***** DATA RECORDS

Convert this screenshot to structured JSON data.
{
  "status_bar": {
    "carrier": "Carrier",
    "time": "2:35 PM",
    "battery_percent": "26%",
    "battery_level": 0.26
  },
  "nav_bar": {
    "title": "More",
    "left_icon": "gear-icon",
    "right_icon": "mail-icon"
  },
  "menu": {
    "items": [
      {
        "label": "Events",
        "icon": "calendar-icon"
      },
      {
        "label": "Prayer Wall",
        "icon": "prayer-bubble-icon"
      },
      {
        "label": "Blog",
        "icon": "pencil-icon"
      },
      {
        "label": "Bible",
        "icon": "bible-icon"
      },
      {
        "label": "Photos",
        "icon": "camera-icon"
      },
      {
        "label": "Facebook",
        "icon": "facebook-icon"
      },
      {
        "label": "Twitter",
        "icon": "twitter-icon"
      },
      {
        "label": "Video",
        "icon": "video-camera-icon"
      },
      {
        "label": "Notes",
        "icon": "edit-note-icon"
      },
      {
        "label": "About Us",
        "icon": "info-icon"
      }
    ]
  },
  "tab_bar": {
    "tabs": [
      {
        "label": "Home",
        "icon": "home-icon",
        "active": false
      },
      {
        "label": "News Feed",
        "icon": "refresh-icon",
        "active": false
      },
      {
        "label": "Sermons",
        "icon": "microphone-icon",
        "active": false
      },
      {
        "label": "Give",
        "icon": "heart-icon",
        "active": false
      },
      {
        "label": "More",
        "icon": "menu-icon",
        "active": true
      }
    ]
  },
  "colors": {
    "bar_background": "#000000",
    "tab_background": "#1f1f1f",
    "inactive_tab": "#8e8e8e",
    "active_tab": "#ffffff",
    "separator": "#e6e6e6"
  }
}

**********

Type out the whole listing above again, exactly as it stands.

> WORKED ANSWER:
Convert this screenshot to structured JSON data.
{
  "status_bar": {
    "carrier": "Carrier",
    "time": "2:35 PM",
    "battery_percent": "26%",
    "battery_level": 0.26
  },
  "nav_bar": {
    "title": "More",
    "left_icon": "gear-icon",
    "right_icon": "mail-icon"
  },
  "menu": {
    "items": [
      {
        "label": "Events",
        "icon": "calendar-icon"
      },
      {
        "label": "Prayer Wall",
        "icon": "prayer-bubble-icon"
      },
      {
        "label": "Blog",
        "icon": "pencil-icon"
      },
      {
        "label": "Bible",
        "icon": "bible-icon"
      },
      {
        "label": "Photos",
        "icon": "camera-icon"
      },
      {
        "label": "Facebook",
        "icon": "facebook-icon"
      },
      {
        "label": "Twitter",
        "icon": "twitter-icon"
      },
      {
        "label": "Video",
        "icon": "video-camera-icon"
      },
      {
        "label": "Notes",
        "icon": "edit-note-icon"
      },
      {
        "label": "About Us",
        "icon": "info-icon"
      }
    ]
  },
  "tab_bar": {
    "tabs": [
      {
        "label": "Home",
        "icon": "home-icon",
        "active": false
      },
      {
        "label": "News Feed",
        "icon": "refresh-icon",
        "active": false
      },
      {
        "label": "Sermons",
        "icon": "microphone-icon",
        "active": false
      },
      {
        "label": "Give",
        "icon": "heart-icon",
        "active": false
      },
      {
        "label": "More",
        "icon": "menu-icon",
        "active": true
      }
    ]
  },
  "colors": {
    "bar_background": "#000000",
    "tab_background": "#1f1f1f",
    "inactive_tab": "#8e8e8e",
    "active_tab": "#ffffff",
    "separator": "#e6e6e6"
  }
}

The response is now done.